WORK REQUIRED
Lift out all lines below that contain "name".

Source records
-.-.-

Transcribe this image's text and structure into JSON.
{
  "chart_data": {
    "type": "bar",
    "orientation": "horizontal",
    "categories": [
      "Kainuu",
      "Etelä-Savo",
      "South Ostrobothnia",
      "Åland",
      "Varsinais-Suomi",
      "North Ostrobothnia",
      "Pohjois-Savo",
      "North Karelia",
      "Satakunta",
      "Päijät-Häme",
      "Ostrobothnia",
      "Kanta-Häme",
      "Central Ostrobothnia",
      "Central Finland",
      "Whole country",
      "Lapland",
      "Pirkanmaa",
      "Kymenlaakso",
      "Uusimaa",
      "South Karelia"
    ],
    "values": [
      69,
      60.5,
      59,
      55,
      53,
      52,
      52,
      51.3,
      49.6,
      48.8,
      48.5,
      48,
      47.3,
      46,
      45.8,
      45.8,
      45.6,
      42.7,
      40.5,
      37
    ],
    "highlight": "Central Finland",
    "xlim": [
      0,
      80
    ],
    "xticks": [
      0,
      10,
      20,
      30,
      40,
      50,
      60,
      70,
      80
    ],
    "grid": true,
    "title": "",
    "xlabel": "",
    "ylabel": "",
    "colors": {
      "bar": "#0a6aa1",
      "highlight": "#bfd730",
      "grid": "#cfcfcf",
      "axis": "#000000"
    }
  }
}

-.-.-

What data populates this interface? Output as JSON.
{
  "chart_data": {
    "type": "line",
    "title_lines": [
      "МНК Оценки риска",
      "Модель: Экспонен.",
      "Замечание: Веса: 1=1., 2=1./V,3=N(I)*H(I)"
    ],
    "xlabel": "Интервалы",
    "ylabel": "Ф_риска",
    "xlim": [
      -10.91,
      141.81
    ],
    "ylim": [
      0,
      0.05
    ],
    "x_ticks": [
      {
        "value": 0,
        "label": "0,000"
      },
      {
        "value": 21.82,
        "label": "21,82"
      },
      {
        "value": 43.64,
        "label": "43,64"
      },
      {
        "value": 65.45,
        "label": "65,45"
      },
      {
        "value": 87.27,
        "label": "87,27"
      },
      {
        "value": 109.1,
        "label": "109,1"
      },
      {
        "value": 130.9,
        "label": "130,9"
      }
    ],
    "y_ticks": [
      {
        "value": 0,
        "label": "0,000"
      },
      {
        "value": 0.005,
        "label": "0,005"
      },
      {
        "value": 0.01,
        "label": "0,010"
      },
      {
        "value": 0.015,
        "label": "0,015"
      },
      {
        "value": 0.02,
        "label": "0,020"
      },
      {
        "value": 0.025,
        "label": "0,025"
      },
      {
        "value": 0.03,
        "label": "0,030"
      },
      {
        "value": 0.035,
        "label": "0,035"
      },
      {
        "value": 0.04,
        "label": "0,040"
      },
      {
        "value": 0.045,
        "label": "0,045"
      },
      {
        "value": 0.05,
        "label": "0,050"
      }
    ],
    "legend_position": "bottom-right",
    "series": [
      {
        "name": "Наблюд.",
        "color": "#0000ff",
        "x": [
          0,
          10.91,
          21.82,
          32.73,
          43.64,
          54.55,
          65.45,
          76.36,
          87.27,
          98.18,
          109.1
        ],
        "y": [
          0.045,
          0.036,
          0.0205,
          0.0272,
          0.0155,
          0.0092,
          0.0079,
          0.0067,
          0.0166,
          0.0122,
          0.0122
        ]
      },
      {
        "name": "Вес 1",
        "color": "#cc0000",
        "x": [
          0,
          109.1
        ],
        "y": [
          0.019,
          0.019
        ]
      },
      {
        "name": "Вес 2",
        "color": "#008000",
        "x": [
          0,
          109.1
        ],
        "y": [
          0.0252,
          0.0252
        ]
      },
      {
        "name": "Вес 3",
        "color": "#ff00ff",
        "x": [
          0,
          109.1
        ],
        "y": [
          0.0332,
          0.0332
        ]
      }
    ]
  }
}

-.-.-

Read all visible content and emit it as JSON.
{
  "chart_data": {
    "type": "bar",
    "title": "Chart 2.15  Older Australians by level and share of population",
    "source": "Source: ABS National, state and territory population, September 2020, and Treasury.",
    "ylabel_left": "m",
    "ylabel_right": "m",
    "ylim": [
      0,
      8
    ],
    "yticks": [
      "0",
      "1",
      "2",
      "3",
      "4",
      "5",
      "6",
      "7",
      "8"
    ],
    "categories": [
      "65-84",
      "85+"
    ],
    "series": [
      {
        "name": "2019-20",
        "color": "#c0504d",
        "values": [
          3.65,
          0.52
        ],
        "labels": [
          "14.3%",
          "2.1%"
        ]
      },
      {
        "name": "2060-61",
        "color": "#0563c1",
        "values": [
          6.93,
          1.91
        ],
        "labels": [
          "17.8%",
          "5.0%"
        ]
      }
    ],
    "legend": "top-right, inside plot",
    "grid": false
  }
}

-.-.-

RESULT OF THIS EXERCISE
        "name": "Наблюд.",
        "name": "Вес 1",
        "name": "Вес 2",
        "name": "Вес 3",
        "name": "2019-20",
        "name": "2060-61",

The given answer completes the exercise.